**Work to complete**
Write out every one of the following rows word for word, but leave the pictures out.

-- Start Records provided --

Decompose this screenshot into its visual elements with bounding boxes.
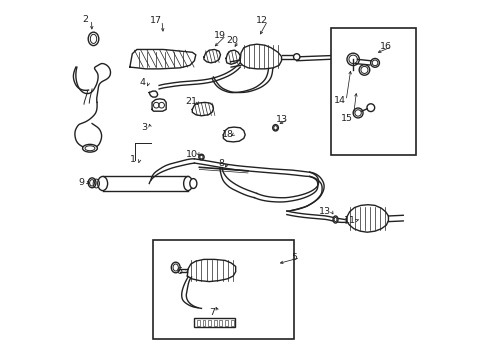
Text: 19: 19 bbox=[213, 31, 225, 40]
Text: 2: 2 bbox=[82, 15, 88, 24]
Text: 20: 20 bbox=[225, 36, 238, 45]
Text: 13: 13 bbox=[275, 115, 287, 124]
Polygon shape bbox=[203, 49, 220, 63]
Text: 8: 8 bbox=[218, 158, 224, 167]
Text: 17: 17 bbox=[149, 16, 161, 25]
Text: 13: 13 bbox=[318, 207, 330, 216]
Ellipse shape bbox=[352, 108, 362, 118]
Polygon shape bbox=[346, 205, 387, 232]
Ellipse shape bbox=[98, 176, 107, 190]
Bar bbox=[208, 320, 210, 326]
Text: 1: 1 bbox=[130, 155, 136, 164]
Text: 6: 6 bbox=[176, 266, 182, 275]
Bar bbox=[202, 320, 205, 326]
Text: 5: 5 bbox=[290, 253, 296, 262]
Ellipse shape bbox=[332, 216, 337, 223]
Ellipse shape bbox=[370, 58, 379, 67]
Polygon shape bbox=[187, 259, 235, 282]
Bar bbox=[330, 28, 415, 155]
Text: 16: 16 bbox=[379, 42, 391, 51]
Ellipse shape bbox=[189, 179, 197, 189]
Ellipse shape bbox=[366, 104, 374, 112]
Ellipse shape bbox=[346, 53, 359, 66]
Text: 10: 10 bbox=[186, 150, 198, 159]
Bar bbox=[194, 318, 235, 328]
Ellipse shape bbox=[293, 54, 299, 60]
Bar bbox=[213, 320, 216, 326]
Text: 9: 9 bbox=[79, 178, 84, 187]
Ellipse shape bbox=[199, 154, 203, 160]
Text: 3: 3 bbox=[141, 123, 147, 132]
Bar bbox=[230, 320, 233, 326]
Bar bbox=[197, 320, 199, 326]
Polygon shape bbox=[240, 44, 281, 69]
Ellipse shape bbox=[272, 125, 278, 131]
Text: 14: 14 bbox=[333, 96, 345, 105]
Ellipse shape bbox=[352, 50, 376, 60]
Ellipse shape bbox=[82, 144, 97, 152]
Text: 18: 18 bbox=[221, 130, 233, 139]
Text: 7: 7 bbox=[208, 308, 215, 317]
Polygon shape bbox=[130, 49, 195, 69]
Polygon shape bbox=[223, 127, 244, 142]
Text: 12: 12 bbox=[255, 16, 267, 25]
Polygon shape bbox=[192, 102, 213, 116]
Ellipse shape bbox=[183, 176, 192, 190]
Polygon shape bbox=[225, 50, 240, 64]
Text: 4: 4 bbox=[139, 78, 145, 87]
Bar bbox=[219, 320, 222, 326]
Bar bbox=[152, 240, 293, 339]
Bar bbox=[224, 320, 227, 326]
Ellipse shape bbox=[358, 65, 369, 75]
Text: 15: 15 bbox=[340, 114, 352, 123]
Text: 21: 21 bbox=[184, 97, 197, 106]
Text: 11: 11 bbox=[343, 216, 355, 225]
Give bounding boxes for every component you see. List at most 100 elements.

-- End Records provided --

**Reply to the task**
Decompose this screenshot into its visual elements with bounding boxes.
Text: 19: 19 bbox=[213, 31, 225, 40]
Text: 2: 2 bbox=[82, 15, 88, 24]
Text: 20: 20 bbox=[225, 36, 238, 45]
Text: 13: 13 bbox=[275, 115, 287, 124]
Polygon shape bbox=[203, 49, 220, 63]
Text: 8: 8 bbox=[218, 158, 224, 167]
Text: 17: 17 bbox=[149, 16, 161, 25]
Text: 13: 13 bbox=[318, 207, 330, 216]
Ellipse shape bbox=[352, 108, 362, 118]
Polygon shape bbox=[346, 205, 387, 232]
Ellipse shape bbox=[98, 176, 107, 190]
Bar bbox=[208, 320, 210, 326]
Text: 1: 1 bbox=[130, 155, 136, 164]
Text: 6: 6 bbox=[176, 266, 182, 275]
Bar bbox=[202, 320, 205, 326]
Text: 5: 5 bbox=[290, 253, 296, 262]
Ellipse shape bbox=[332, 216, 337, 223]
Ellipse shape bbox=[370, 58, 379, 67]
Polygon shape bbox=[187, 259, 235, 282]
Bar bbox=[330, 28, 415, 155]
Text: 16: 16 bbox=[379, 42, 391, 51]
Ellipse shape bbox=[189, 179, 197, 189]
Ellipse shape bbox=[366, 104, 374, 112]
Ellipse shape bbox=[346, 53, 359, 66]
Text: 10: 10 bbox=[186, 150, 198, 159]
Bar bbox=[194, 318, 235, 328]
Ellipse shape bbox=[293, 54, 299, 60]
Bar bbox=[213, 320, 216, 326]
Text: 9: 9 bbox=[79, 178, 84, 187]
Ellipse shape bbox=[199, 154, 203, 160]
Text: 3: 3 bbox=[141, 123, 147, 132]
Bar bbox=[230, 320, 233, 326]
Bar bbox=[197, 320, 199, 326]
Polygon shape bbox=[240, 44, 281, 69]
Ellipse shape bbox=[272, 125, 278, 131]
Text: 14: 14 bbox=[333, 96, 345, 105]
Ellipse shape bbox=[352, 50, 376, 60]
Ellipse shape bbox=[82, 144, 97, 152]
Text: 18: 18 bbox=[221, 130, 233, 139]
Text: 7: 7 bbox=[208, 308, 215, 317]
Polygon shape bbox=[130, 49, 195, 69]
Polygon shape bbox=[223, 127, 244, 142]
Text: 12: 12 bbox=[255, 16, 267, 25]
Polygon shape bbox=[192, 102, 213, 116]
Ellipse shape bbox=[183, 176, 192, 190]
Polygon shape bbox=[225, 50, 240, 64]
Text: 4: 4 bbox=[139, 78, 145, 87]
Bar bbox=[219, 320, 222, 326]
Bar bbox=[152, 240, 293, 339]
Bar bbox=[224, 320, 227, 326]
Ellipse shape bbox=[358, 65, 369, 75]
Text: 15: 15 bbox=[340, 114, 352, 123]
Text: 21: 21 bbox=[184, 97, 197, 106]
Text: 11: 11 bbox=[343, 216, 355, 225]
Give bounding boxes for every component you see. List at most 100 elements.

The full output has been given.